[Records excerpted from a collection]
<<<<

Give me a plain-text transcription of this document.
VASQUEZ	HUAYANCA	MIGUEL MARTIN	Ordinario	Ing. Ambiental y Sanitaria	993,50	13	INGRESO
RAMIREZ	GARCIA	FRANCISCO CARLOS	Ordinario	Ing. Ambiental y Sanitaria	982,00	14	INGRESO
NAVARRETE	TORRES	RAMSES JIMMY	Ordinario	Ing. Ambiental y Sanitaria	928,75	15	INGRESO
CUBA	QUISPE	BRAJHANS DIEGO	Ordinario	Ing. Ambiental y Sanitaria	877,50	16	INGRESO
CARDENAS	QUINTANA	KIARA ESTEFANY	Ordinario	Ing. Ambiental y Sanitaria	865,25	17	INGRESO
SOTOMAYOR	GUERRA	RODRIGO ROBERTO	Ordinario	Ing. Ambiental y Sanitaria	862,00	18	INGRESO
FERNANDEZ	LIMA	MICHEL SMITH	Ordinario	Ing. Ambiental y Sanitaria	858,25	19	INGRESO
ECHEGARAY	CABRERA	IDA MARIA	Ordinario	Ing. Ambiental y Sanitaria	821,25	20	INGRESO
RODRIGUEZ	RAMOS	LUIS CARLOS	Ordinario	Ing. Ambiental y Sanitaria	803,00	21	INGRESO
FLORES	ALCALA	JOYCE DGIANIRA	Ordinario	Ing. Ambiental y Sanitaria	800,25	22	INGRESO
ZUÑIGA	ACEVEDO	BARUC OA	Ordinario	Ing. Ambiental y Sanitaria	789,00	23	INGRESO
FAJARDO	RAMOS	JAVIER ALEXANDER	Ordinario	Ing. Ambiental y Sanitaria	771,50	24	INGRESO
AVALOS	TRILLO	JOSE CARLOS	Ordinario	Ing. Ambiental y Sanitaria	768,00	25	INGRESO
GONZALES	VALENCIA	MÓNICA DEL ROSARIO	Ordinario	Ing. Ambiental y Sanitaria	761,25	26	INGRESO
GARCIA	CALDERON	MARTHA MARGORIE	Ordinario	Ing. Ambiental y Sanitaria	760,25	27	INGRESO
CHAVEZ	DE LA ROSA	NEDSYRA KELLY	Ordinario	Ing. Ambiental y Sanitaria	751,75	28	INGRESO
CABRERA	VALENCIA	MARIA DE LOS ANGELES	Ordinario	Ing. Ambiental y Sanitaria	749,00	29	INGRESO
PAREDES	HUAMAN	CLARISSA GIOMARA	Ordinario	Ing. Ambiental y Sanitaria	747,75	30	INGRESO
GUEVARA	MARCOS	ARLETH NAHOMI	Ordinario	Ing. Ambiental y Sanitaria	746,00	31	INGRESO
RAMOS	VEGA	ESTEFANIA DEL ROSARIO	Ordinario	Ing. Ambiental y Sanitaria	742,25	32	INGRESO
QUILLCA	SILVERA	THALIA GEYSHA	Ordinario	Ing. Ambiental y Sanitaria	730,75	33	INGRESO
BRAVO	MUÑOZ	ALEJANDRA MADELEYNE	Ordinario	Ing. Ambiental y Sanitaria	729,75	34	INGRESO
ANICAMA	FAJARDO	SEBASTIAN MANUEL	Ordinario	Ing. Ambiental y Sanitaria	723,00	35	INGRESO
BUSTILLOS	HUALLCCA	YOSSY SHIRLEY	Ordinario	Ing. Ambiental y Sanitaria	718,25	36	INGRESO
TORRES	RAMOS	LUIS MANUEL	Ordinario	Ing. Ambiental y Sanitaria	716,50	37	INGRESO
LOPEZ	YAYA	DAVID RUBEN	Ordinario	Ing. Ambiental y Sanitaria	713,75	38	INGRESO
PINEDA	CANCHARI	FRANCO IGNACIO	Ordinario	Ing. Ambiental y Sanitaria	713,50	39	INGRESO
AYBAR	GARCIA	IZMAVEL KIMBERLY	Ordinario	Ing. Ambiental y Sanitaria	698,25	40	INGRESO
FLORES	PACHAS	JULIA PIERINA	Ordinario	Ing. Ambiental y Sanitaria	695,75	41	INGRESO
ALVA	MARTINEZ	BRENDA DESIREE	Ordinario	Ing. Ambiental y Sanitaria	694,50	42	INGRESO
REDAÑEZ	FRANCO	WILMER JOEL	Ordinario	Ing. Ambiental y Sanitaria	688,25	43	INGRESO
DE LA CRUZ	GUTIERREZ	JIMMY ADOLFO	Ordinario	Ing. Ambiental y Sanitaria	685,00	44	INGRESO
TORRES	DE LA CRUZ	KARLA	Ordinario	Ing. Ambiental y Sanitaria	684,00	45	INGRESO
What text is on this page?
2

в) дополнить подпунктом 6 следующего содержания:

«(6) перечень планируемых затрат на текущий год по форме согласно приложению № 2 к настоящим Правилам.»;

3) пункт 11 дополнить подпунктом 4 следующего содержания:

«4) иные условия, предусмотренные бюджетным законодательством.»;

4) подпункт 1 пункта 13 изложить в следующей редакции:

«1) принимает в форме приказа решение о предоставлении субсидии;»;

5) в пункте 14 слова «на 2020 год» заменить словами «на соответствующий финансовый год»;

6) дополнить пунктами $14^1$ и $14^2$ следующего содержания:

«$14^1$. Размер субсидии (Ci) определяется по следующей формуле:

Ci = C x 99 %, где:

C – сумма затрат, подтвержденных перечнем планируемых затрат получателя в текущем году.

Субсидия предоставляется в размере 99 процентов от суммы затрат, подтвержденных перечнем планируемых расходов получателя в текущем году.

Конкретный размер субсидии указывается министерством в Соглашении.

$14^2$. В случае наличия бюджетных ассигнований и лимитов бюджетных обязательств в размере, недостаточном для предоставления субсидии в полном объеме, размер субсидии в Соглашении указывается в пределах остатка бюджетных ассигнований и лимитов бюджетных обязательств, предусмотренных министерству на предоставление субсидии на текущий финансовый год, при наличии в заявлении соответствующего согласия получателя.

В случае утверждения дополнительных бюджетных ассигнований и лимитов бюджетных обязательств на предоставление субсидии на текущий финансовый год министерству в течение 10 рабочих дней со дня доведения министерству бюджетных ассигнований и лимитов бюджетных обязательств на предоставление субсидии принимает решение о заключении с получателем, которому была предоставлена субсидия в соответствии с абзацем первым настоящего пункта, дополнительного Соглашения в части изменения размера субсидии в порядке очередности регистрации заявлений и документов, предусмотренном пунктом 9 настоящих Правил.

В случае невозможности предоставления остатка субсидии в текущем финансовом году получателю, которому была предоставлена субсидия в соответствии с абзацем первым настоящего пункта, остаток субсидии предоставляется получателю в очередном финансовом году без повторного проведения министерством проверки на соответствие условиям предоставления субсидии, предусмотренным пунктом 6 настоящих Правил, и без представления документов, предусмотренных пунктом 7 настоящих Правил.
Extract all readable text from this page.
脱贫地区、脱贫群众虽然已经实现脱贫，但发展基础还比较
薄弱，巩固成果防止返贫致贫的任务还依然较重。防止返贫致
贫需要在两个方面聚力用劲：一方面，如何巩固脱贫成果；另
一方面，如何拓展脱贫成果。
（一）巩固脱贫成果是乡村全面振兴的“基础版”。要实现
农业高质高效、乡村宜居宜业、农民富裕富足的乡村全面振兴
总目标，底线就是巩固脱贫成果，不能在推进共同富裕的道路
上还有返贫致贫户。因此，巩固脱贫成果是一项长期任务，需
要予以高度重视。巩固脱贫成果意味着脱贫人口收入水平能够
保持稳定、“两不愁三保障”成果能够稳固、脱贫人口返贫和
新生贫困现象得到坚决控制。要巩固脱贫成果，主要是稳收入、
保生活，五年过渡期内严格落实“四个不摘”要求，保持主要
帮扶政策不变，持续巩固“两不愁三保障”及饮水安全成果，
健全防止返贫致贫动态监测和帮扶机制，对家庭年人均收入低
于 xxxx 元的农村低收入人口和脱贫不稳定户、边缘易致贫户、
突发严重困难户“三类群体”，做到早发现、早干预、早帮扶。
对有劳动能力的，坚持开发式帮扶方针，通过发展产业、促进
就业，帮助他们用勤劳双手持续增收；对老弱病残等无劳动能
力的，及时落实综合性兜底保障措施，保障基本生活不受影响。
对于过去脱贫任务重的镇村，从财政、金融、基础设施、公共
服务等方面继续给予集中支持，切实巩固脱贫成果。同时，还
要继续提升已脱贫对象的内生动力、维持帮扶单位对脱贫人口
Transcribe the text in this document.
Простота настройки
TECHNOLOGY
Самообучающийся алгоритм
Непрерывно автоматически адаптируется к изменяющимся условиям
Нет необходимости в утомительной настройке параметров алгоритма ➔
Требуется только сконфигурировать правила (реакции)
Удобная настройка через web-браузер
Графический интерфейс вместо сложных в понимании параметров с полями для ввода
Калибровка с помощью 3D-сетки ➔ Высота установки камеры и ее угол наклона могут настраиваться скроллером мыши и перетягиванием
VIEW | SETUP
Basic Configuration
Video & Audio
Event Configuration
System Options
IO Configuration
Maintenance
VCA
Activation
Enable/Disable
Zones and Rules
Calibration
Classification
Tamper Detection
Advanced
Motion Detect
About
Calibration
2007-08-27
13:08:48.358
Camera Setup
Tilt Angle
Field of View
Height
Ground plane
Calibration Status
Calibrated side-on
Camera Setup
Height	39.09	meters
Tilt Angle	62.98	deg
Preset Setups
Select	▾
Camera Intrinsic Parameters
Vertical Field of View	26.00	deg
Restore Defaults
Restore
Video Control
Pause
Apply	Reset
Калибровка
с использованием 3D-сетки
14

>>>>

List each line in the listing that contains the string "Field".

Field of View
Vertical Field of View	26.00	deg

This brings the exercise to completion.